Texto extraído >>
☆ ☆ ☆ ☆

Pero un día mamá nos cambió la vida para siempre. Apagó el televisor. El detonador fueron mis malas calificaciones. Mi madre, Sonya Carson, había llegado apenas a tercero de primaria, pero era mucho más lista de lo que sus hijos pensábamos entonces. Se había fijado en algo que había en todas las elegantes casas donde hacía la limpieza: libros. Así pues, un día llegó a casa, apagó el televisor y nos anunció que se iba a ocupar de que cada uno de nosotros fuera alguien en la vida.
—De hoy en adelante van a leer dos libros a la semana —dijo—, y tendrán que entregarme un resumen de cada uno.
Nosotros en seguida nos quejamos de tamaña injusticia, alegando que todos los niños veían televisión, pero, al ver que fallaba esta estrategia, pensamos que quizá se le olvidaría en unos días. Además, exceptuando la Biblia de mamá, no había ningún libro en casa.
Pero ella reanudó el ataque diciendo que no nos quedaríamos allí; que iríamos a donde había libros.
—Yo los llevaré en el auto a la biblioteca —remató.
Al poco tiempo, dos niños desconsolados se dirigían de mala gana a una sucursal de la Biblioteca Pública de Detroit en un Oldsmobile blanco 1959. Me puse a pasear a regañadientes por el pasillo de obras para niños y, como me gustaban los animales, al ver unos libros que parecían tratar del asunto, empecé a hojearlos.
El primero que leí de principio a fin era sobre los castores y cómo viven y construyen sus diques. Por primera vez en la vida me encontraba perdido en la inmensidad de un mundo nuevo. Ningún programa de televisión me había llevado tan lejos de mi entorno como aquel viaje de palabras hasta un frío arroyo del bosque donde estos animales hacen su hogar.
NO LO COMPRENDÍ entonces, pero era una experiencia muy distinta de la de ver televisión. Las imágenes se me formaban en la mente y no delante de los ojos, y podía verlas de nuevo cuantas veces quisiera con sólo dar vuelta a la página.

☆ ☆ ☆ ☆

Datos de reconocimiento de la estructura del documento
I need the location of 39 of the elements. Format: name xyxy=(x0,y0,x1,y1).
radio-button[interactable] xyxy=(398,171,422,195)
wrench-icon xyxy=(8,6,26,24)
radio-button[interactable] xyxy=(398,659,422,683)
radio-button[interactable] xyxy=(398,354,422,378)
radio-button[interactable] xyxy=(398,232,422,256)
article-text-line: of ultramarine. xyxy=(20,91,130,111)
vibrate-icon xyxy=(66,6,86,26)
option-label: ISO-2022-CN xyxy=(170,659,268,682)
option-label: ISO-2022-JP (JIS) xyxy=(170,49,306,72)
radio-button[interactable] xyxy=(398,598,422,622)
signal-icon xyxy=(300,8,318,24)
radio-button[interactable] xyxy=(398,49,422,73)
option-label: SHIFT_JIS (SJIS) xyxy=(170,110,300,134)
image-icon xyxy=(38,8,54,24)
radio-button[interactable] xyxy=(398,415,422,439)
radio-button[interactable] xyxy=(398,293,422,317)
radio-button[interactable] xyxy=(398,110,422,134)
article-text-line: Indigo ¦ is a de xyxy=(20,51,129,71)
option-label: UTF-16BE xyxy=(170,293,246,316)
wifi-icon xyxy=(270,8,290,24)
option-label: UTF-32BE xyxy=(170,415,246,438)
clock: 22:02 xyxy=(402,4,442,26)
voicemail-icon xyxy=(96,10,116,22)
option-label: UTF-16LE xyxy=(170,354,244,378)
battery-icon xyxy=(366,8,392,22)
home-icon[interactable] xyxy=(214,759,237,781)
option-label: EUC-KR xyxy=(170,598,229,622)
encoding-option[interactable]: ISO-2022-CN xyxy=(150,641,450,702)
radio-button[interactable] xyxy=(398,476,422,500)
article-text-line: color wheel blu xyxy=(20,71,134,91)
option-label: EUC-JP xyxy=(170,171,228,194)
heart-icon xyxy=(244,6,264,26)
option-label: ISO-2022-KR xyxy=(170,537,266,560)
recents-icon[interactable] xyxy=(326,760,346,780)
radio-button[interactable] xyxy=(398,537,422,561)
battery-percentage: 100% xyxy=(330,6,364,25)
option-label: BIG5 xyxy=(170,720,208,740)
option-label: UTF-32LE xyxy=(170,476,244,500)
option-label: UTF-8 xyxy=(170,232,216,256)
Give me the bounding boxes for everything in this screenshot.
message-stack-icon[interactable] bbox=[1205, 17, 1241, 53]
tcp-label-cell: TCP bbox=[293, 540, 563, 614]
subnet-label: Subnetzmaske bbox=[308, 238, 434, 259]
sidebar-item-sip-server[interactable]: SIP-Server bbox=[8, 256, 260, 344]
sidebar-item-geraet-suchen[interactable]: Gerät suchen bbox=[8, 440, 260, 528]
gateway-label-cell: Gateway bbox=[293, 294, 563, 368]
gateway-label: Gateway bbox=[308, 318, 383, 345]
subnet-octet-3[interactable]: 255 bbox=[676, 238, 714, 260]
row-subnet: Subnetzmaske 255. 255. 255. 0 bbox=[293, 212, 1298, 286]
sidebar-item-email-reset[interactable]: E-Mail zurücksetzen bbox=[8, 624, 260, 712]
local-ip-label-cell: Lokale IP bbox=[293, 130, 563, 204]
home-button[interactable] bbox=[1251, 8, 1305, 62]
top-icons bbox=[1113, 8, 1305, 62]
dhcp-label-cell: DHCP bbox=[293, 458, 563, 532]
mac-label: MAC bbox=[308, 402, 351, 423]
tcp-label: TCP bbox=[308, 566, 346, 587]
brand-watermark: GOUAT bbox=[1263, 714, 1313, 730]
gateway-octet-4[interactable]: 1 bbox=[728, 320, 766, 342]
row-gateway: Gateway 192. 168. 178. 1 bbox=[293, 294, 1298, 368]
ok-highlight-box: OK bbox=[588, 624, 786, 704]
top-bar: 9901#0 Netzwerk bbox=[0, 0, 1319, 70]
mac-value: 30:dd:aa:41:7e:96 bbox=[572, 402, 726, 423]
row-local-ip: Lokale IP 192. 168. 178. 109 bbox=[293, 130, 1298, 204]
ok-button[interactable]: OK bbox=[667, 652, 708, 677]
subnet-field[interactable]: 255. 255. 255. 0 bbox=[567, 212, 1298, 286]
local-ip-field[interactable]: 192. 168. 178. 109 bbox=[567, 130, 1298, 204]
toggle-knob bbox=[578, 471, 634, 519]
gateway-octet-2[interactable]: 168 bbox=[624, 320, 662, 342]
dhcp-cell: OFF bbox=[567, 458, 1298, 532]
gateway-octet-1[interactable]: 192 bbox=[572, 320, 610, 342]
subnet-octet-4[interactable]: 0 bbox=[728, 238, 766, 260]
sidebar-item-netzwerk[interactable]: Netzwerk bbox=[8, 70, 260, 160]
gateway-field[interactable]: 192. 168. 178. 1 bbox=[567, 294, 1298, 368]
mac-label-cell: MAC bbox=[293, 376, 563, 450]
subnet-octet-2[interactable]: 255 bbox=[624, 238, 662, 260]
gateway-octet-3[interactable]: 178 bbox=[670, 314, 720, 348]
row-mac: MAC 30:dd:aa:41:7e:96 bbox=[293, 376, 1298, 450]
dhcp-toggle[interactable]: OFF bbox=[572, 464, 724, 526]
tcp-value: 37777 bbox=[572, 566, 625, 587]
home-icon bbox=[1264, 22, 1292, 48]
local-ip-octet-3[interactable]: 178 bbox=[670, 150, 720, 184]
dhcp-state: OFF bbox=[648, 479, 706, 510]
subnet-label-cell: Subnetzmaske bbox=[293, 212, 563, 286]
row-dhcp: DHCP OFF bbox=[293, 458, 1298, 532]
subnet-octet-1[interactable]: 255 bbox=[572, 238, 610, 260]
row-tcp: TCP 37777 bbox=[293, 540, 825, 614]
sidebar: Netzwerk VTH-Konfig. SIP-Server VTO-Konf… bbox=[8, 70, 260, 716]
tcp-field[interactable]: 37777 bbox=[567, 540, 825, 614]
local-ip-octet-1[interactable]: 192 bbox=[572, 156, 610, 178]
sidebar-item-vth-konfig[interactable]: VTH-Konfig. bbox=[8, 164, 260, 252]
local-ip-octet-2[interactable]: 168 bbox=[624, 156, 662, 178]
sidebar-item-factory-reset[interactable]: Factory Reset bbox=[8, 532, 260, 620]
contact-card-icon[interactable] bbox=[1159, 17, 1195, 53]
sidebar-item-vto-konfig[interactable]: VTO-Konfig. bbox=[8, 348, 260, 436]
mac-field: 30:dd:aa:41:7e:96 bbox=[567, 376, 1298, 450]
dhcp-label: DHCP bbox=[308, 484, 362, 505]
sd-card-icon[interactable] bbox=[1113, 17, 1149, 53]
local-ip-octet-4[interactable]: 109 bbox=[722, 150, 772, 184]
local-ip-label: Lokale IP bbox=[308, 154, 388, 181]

☆ ☆ ☆ ☆

En el texto extraído, ¿por qué quien narra se puso a hojear ciertos libros en el pasillo de obras para niños de la biblioteca? Explícalo en una a tres oraciones.

Quien narra empezó a hojear esos libros porque le gustaban los animales, y los libros parecían tratar de ese tema.